Written task: Each line containing the word "pueblos" should be found and copied.

Dataset entries:
****************

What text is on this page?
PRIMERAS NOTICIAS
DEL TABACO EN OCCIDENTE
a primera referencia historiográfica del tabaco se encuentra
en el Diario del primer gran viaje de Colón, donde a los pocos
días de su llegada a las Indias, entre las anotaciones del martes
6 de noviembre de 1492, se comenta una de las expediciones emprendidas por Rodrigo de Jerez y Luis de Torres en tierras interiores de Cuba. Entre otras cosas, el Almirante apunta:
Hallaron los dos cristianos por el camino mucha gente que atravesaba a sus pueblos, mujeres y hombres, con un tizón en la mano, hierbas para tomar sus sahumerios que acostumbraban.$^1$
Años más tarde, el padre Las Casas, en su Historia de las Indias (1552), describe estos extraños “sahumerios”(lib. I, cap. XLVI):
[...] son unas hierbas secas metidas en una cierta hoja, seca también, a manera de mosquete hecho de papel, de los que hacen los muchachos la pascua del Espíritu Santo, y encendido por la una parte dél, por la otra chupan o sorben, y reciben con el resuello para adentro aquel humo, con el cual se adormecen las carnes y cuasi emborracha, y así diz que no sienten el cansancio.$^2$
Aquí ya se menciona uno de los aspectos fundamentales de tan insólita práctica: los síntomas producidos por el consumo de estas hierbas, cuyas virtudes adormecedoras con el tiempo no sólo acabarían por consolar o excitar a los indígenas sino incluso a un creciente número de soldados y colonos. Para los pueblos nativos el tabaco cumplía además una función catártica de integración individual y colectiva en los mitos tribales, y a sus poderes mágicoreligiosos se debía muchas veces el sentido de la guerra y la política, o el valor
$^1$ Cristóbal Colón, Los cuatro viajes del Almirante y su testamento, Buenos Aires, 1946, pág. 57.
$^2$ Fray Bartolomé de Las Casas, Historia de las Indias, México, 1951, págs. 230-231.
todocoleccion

****************

Result of the task:
Hallaron los dos cristianos por el camino mucha gente que atravesaba a sus pueblos, mujeres y hombres, con un tizón en la mano, hierbas para tomar sus sahumerios que acostumbraban.$^1$
Aquí ya se menciona uno de los aspectos fundamentales de tan insólita práctica: los síntomas producidos por el consumo de estas hierbas, cuyas virtudes adormecedoras con el tiempo no sólo acabarían por consolar o excitar a los indígenas sino incluso a un creciente número de soldados y colonos. Para los pueblos nativos el tabaco cumplía además una función catártica de integración individual y colectiva en los mitos tribales, y a sus poderes mágicoreligiosos se debía muchas veces el sentido de la guerra y la política, o el valor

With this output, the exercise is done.